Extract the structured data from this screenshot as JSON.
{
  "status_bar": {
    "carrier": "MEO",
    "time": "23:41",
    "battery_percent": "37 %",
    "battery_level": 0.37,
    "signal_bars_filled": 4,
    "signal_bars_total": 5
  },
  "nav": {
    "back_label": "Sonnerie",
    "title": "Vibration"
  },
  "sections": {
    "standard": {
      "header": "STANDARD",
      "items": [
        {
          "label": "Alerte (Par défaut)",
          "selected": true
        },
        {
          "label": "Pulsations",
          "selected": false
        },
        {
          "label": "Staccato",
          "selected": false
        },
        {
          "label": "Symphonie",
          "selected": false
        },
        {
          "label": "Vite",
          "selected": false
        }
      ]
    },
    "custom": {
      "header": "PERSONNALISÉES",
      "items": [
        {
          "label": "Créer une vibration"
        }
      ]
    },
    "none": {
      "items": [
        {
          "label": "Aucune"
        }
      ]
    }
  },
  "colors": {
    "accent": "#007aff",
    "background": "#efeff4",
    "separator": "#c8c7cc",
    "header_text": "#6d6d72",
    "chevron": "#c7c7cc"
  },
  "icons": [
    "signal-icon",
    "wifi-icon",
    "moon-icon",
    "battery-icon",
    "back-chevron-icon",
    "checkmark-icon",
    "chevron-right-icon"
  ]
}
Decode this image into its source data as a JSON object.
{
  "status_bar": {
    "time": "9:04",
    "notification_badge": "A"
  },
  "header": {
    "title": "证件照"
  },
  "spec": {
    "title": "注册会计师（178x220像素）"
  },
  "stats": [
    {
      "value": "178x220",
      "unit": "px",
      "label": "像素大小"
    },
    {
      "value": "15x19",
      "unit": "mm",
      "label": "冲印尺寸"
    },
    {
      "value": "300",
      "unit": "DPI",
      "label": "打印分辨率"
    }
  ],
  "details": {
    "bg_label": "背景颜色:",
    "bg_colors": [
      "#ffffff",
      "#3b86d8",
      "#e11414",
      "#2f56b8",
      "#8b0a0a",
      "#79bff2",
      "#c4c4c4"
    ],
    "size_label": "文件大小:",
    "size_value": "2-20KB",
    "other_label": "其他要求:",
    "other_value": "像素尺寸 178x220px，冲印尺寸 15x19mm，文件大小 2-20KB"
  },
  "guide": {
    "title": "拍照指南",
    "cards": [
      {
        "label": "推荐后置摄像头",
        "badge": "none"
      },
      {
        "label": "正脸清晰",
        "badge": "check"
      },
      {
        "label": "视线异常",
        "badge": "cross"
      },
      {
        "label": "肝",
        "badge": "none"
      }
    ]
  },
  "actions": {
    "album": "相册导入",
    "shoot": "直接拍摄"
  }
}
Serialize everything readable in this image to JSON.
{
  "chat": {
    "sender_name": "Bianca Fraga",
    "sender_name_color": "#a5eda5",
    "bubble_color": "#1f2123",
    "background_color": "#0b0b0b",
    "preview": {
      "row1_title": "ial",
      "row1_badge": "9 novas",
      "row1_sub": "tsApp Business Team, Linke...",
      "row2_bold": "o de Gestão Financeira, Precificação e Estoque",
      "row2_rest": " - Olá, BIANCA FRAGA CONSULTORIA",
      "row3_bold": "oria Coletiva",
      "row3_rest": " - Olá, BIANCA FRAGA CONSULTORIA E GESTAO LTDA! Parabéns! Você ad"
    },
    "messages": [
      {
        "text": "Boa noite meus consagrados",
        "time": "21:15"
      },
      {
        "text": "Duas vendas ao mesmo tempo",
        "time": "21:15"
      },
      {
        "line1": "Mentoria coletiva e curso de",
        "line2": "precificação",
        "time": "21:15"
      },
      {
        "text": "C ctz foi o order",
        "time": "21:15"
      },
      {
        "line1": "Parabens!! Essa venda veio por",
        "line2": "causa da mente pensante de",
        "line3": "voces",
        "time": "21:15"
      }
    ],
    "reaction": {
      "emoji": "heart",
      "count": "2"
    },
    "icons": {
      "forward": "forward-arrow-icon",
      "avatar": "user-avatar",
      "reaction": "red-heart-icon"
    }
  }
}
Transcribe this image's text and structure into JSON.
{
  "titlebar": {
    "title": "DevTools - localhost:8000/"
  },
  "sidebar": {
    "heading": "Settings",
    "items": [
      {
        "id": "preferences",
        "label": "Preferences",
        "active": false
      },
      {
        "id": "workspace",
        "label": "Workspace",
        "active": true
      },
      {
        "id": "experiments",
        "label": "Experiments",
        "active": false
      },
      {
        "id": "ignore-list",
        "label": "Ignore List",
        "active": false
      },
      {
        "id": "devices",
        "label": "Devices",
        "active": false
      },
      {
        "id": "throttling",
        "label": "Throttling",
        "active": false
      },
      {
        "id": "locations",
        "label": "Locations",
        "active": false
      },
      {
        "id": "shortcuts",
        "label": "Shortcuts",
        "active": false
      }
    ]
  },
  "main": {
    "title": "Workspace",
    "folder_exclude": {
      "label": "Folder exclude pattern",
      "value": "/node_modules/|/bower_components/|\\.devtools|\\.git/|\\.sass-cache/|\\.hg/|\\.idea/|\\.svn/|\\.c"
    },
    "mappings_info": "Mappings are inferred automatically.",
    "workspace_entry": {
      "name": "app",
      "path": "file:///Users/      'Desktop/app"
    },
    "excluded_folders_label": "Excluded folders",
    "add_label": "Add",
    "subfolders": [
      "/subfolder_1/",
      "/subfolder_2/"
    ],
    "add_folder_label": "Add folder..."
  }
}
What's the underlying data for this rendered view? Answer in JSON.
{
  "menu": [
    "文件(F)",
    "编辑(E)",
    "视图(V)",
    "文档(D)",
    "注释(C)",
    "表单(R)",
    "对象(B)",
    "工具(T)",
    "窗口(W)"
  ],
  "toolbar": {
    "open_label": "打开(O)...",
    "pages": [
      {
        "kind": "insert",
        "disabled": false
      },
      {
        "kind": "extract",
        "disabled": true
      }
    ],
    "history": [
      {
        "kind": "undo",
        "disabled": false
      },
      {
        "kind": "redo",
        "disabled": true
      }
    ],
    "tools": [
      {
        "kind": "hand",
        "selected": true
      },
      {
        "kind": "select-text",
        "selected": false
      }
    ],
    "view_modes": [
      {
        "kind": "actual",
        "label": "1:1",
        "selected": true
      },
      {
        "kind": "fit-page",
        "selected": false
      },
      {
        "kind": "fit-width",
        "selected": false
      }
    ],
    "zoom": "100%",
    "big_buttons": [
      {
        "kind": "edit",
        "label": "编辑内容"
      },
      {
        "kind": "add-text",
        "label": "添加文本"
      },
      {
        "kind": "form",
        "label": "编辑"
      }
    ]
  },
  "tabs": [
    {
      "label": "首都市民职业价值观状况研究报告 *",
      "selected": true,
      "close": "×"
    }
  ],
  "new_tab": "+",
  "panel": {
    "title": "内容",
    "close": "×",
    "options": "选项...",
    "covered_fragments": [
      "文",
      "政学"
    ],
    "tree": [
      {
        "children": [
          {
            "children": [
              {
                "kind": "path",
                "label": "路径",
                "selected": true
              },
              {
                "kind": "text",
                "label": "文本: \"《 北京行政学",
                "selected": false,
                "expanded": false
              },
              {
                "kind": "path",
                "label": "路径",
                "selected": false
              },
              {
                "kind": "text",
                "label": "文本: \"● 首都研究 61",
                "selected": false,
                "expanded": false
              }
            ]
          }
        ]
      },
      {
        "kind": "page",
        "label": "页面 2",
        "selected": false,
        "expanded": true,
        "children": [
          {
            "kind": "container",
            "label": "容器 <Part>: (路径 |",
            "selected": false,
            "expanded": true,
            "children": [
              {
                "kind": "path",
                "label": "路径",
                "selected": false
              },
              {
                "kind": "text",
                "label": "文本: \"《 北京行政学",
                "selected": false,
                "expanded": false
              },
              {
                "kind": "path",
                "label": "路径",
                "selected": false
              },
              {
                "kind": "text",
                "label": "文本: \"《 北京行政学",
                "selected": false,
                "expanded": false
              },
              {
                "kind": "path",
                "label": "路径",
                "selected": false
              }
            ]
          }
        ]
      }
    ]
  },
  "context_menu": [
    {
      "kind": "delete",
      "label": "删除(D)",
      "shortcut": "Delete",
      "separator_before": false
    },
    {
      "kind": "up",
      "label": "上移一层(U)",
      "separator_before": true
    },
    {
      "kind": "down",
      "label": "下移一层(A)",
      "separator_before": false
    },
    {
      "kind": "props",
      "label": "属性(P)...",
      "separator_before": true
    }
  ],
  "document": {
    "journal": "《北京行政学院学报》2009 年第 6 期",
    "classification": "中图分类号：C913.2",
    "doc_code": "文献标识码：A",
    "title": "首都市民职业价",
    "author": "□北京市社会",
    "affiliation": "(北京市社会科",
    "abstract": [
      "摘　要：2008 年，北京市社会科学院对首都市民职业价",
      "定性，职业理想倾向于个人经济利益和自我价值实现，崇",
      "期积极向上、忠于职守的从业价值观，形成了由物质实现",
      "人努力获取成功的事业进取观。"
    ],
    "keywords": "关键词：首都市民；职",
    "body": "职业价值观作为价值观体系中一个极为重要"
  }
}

§ **What is being asked**
Copy all lines from the material that hold "JSON".

§ **Output below**
Extract the structured data from this screenshot as JSON.
Decode this image into its source data as a JSON object.
Serialize everything readable in this image to JSON.
Transcribe this image's text and structure into JSON.
What's the underlying data for this rendered view? Answer in JSON.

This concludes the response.